Record list:
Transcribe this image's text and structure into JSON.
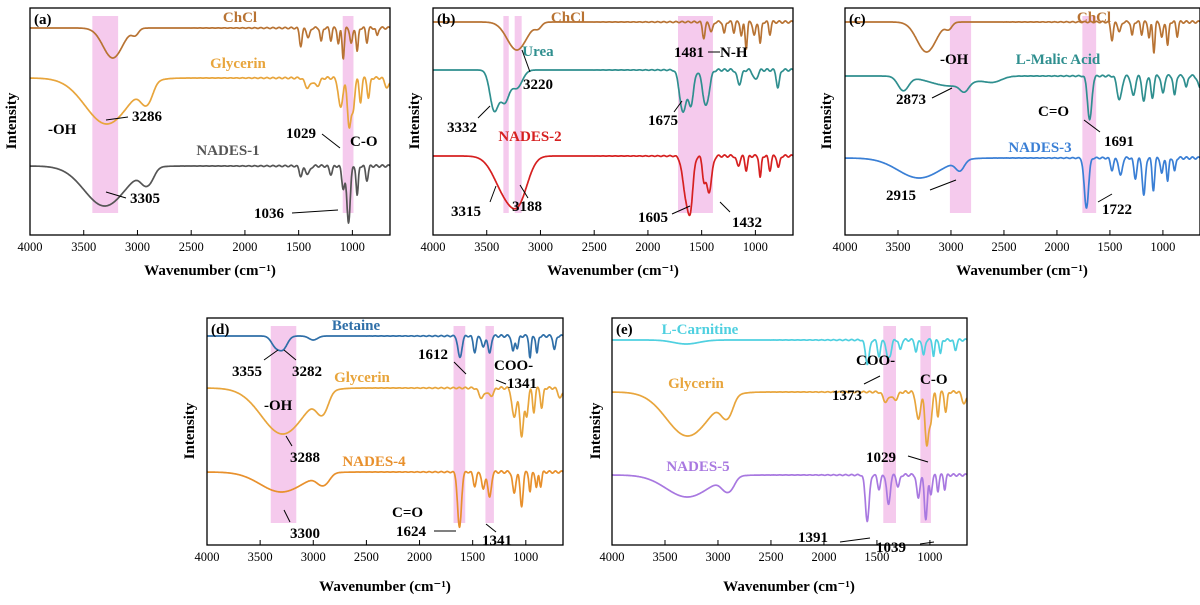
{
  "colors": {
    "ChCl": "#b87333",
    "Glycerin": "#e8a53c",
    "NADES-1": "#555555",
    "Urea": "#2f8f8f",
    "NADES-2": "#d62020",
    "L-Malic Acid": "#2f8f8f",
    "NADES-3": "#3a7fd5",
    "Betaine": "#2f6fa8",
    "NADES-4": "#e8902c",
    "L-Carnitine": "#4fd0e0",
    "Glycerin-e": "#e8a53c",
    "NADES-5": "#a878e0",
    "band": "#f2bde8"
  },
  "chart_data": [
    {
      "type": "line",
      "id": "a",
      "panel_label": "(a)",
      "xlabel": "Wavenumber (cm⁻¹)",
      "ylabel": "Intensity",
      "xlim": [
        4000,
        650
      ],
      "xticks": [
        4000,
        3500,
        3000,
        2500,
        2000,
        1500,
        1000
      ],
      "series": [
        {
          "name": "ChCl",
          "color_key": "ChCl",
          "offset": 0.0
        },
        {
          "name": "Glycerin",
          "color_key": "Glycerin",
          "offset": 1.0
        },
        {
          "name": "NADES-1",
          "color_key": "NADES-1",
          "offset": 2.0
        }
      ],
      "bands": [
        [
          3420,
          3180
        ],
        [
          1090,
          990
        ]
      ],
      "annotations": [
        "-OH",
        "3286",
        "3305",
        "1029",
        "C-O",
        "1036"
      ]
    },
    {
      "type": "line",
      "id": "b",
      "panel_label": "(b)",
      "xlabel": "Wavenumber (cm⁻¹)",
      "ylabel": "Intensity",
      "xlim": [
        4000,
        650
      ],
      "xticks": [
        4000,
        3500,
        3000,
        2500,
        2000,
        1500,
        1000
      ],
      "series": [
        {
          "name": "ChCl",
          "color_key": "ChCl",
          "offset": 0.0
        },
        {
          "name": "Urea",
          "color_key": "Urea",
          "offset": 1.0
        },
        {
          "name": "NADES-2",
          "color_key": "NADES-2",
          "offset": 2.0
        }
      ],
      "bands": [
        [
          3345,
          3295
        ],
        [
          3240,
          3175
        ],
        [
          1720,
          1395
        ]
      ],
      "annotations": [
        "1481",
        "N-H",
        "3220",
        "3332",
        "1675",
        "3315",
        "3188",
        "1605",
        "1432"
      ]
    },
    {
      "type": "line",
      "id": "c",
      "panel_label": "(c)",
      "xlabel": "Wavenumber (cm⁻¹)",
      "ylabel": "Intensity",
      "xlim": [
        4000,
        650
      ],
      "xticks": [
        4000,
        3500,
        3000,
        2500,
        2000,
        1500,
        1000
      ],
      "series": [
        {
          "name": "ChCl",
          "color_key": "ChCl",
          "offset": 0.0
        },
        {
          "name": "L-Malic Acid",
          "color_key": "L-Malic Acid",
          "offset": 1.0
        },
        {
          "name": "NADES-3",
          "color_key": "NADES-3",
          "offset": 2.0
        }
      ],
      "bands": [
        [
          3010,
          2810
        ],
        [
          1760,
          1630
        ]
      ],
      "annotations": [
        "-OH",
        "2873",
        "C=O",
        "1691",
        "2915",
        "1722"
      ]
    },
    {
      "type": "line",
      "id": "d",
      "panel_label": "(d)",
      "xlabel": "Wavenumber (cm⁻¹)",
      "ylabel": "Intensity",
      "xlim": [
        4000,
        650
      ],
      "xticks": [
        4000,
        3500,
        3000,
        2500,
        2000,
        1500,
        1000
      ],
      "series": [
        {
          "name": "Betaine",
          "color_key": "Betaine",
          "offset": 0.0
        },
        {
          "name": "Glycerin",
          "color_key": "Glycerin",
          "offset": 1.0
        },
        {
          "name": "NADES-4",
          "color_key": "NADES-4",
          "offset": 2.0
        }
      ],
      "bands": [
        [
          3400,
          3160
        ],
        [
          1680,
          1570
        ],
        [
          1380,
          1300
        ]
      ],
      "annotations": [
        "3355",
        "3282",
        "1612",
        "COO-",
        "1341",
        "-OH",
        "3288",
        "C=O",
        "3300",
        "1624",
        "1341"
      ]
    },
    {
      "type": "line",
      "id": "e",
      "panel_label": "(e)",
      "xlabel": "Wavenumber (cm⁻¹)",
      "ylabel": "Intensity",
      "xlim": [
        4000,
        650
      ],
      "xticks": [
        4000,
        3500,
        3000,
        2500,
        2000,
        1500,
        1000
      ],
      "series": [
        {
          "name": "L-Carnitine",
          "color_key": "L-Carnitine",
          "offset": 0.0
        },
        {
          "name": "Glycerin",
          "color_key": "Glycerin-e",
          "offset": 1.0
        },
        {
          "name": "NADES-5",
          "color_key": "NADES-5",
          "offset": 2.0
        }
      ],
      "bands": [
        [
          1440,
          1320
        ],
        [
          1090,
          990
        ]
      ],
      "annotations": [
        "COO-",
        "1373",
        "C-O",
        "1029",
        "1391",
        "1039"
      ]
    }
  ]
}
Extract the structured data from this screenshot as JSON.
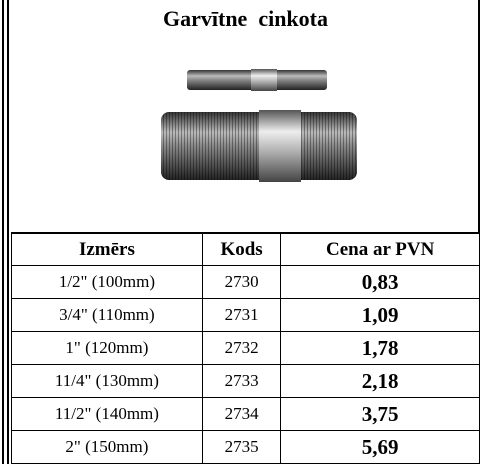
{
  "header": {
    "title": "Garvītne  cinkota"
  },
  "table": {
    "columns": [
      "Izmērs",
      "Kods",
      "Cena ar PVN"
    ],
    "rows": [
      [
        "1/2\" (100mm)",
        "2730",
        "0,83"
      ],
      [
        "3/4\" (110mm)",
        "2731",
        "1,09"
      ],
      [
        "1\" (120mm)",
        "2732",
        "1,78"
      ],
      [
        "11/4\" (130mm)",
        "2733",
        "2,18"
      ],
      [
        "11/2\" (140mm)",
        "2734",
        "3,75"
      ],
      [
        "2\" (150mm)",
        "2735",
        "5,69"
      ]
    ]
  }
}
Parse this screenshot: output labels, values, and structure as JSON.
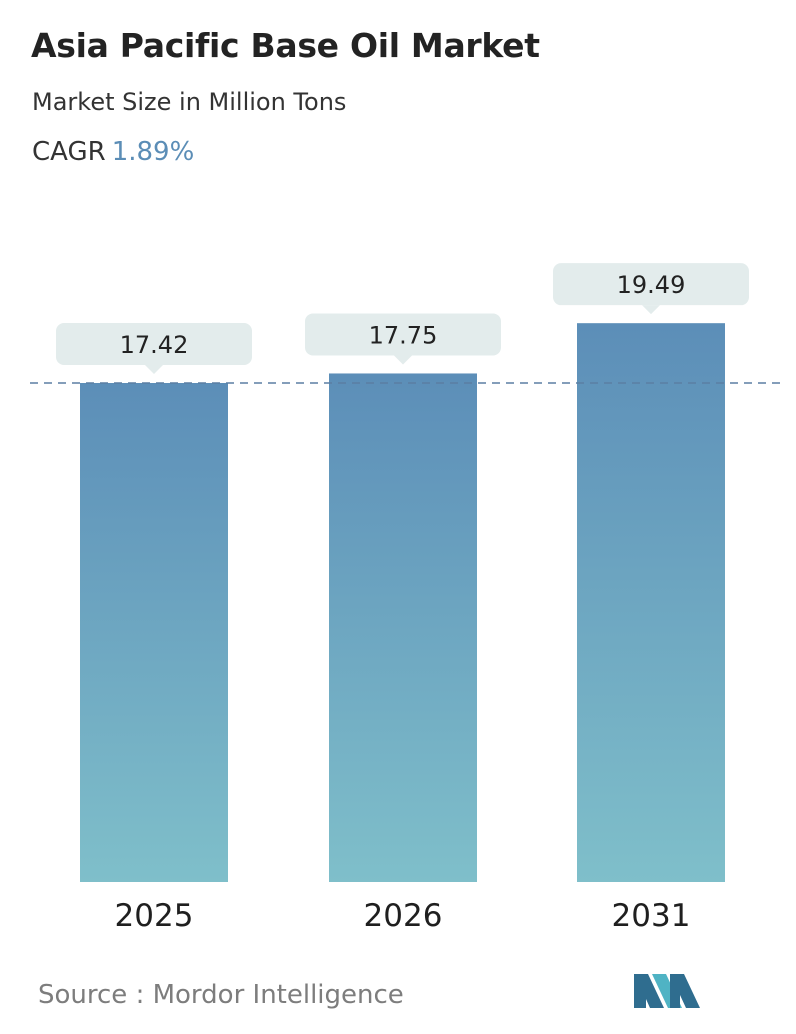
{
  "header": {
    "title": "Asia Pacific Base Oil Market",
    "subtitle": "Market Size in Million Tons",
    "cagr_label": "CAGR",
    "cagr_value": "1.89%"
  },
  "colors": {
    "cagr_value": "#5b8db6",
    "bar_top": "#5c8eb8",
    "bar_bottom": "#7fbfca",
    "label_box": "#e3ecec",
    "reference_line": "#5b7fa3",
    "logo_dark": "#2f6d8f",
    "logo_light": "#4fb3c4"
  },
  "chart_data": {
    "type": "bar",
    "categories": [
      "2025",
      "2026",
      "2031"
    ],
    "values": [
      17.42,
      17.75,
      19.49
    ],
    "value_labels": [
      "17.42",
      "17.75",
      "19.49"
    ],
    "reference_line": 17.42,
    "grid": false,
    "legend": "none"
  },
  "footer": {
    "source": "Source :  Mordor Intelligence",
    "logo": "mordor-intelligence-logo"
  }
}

Given instruction:
Output all the records, word for word, with no pictures in the copy.

Exercise answer:
Transcribe this image's text and structure into JSON.
{
  "colors": {
    "ChCl": "#b87333",
    "Glycerin": "#e8a53c",
    "NADES-1": "#555555",
    "Urea": "#2f8f8f",
    "NADES-2": "#d62020",
    "L-Malic Acid": "#2f8f8f",
    "NADES-3": "#3a7fd5",
    "Betaine": "#2f6fa8",
    "NADES-4": "#e8902c",
    "L-Carnitine": "#4fd0e0",
    "Glycerin-e": "#e8a53c",
    "NADES-5": "#a878e0",
    "band": "#f2bde8"
  },
  "chart_data": [
    {
      "type": "line",
      "id": "a",
      "panel_label": "(a)",
      "xlabel": "Wavenumber (cm⁻¹)",
      "ylabel": "Intensity",
      "xlim": [
        4000,
        650
      ],
      "xticks": [
        4000,
        3500,
        3000,
        2500,
        2000,
        1500,
        1000
      ],
      "series": [
        {
          "name": "ChCl",
          "color_key": "ChCl",
          "offset": 0.0
        },
        {
          "name": "Glycerin",
          "color_key": "Glycerin",
          "offset": 1.0
        },
        {
          "name": "NADES-1",
          "color_key": "NADES-1",
          "offset": 2.0
        }
      ],
      "bands": [
        [
          3420,
          3180
        ],
        [
          1090,
          990
        ]
      ],
      "annotations": [
        "-OH",
        "3286",
        "3305",
        "1029",
        "C-O",
        "1036"
      ]
    },
    {
      "type": "line",
      "id": "b",
      "panel_label": "(b)",
      "xlabel": "Wavenumber (cm⁻¹)",
      "ylabel": "Intensity",
      "xlim": [
        4000,
        650
      ],
      "xticks": [
        4000,
        3500,
        3000,
        2500,
        2000,
        1500,
        1000
      ],
      "series": [
        {
          "name": "ChCl",
          "color_key": "ChCl",
          "offset": 0.0
        },
        {
          "name": "Urea",
          "color_key": "Urea",
          "offset": 1.0
        },
        {
          "name": "NADES-2",
          "color_key": "NADES-2",
          "offset": 2.0
        }
      ],
      "bands": [
        [
          3345,
          3295
        ],
        [
          3240,
          3175
        ],
        [
          1720,
          1395
        ]
      ],
      "annotations": [
        "1481",
        "N-H",
        "3220",
        "3332",
        "1675",
        "3315",
        "3188",
        "1605",
        "1432"
      ]
    },
    {
      "type": "line",
      "id": "c",
      "panel_label": "(c)",
      "xlabel": "Wavenumber (cm⁻¹)",
      "ylabel": "Intensity",
      "xlim": [
        4000,
        650
      ],
      "xticks": [
        4000,
        3500,
        3000,
        2500,
        2000,
        1500,
        1000
      ],
      "series": [
        {
          "name": "ChCl",
          "color_key": "ChCl",
          "offset": 0.0
        },
        {
          "name": "L-Malic Acid",
          "color_key": "L-Malic Acid",
          "offset": 1.0
        },
        {
          "name": "NADES-3",
          "color_key": "NADES-3",
          "offset": 2.0
        }
      ],
      "bands": [
        [
          3010,
          2810
        ],
        [
          1760,
          1630
        ]
      ],
      "annotations": [
        "-OH",
        "2873",
        "C=O",
        "1691",
        "2915",
        "1722"
      ]
    },
    {
      "type": "line",
      "id": "d",
      "panel_label": "(d)",
      "xlabel": "Wavenumber (cm⁻¹)",
      "ylabel": "Intensity",
      "xlim": [
        4000,
        650
      ],
      "xticks": [
        4000,
        3500,
        3000,
        2500,
        2000,
        1500,
        1000
      ],
      "series": [
        {
          "name": "Betaine",
          "color_key": "Betaine",
          "offset": 0.0
        },
        {
          "name": "Glycerin",
          "color_key": "Glycerin",
          "offset": 1.0
        },
        {
          "name": "NADES-4",
          "color_key": "NADES-4",
          "offset": 2.0
        }
      ],
      "bands": [
        [
          3400,
          3160
        ],
        [
          1680,
          1570
        ],
        [
          1380,
          1300
        ]
      ],
      "annotations": [
        "3355",
        "3282",
        "1612",
        "COO-",
        "1341",
        "-OH",
        "3288",
        "C=O",
        "3300",
        "1624",
        "1341"
      ]
    },
    {
      "type": "line",
      "id": "e",
      "panel_label": "(e)",
      "xlabel": "Wavenumber (cm⁻¹)",
      "ylabel": "Intensity",
      "xlim": [
        4000,
        650
      ],
      "xticks": [
        4000,
        3500,
        3000,
        2500,
        2000,
        1500,
        1000
      ],
      "series": [
        {
          "name": "L-Carnitine",
          "color_key": "L-Carnitine",
          "offset": 0.0
        },
        {
          "name": "Glycerin",
          "color_key": "Glycerin-e",
          "offset": 1.0
        },
        {
          "name": "NADES-5",
          "color_key": "NADES-5",
          "offset": 2.0
        }
      ],
      "bands": [
        [
          1440,
          1320
        ],
        [
          1090,
          990
        ]
      ],
      "annotations": [
        "COO-",
        "1373",
        "C-O",
        "1029",
        "1391",
        "1039"
      ]
    }
  ]
}
Extract the structured data from this screenshot as JSON.
{
  "header": {
    "title": "Garvītne  cinkota"
  },
  "table": {
    "columns": [
      "Izmērs",
      "Kods",
      "Cena ar PVN"
    ],
    "rows": [
      [
        "1/2\" (100mm)",
        "2730",
        "0,83"
      ],
      [
        "3/4\" (110mm)",
        "2731",
        "1,09"
      ],
      [
        "1\" (120mm)",
        "2732",
        "1,78"
      ],
      [
        "11/4\" (130mm)",
        "2733",
        "2,18"
      ],
      [
        "11/2\" (140mm)",
        "2734",
        "3,75"
      ],
      [
        "2\" (150mm)",
        "2735",
        "5,69"
      ]
    ]
  }
}
Parse this screenshot: output labels, values, and structure as JSON.
{
  "header": {
    "title": "Asia Pacific Base Oil Market",
    "subtitle": "Market Size in Million Tons",
    "cagr_label": "CAGR",
    "cagr_value": "1.89%"
  },
  "colors": {
    "cagr_value": "#5b8db6",
    "bar_top": "#5c8eb8",
    "bar_bottom": "#7fbfca",
    "label_box": "#e3ecec",
    "reference_line": "#5b7fa3",
    "logo_dark": "#2f6d8f",
    "logo_light": "#4fb3c4"
  },
  "chart_data": {
    "type": "bar",
    "categories": [
      "2025",
      "2026",
      "2031"
    ],
    "values": [
      17.42,
      17.75,
      19.49
    ],
    "value_labels": [
      "17.42",
      "17.75",
      "19.49"
    ],
    "reference_line": 17.42,
    "grid": false,
    "legend": "none"
  },
  "footer": {
    "source": "Source :  Mordor Intelligence",
    "logo": "mordor-intelligence-logo"
  }
}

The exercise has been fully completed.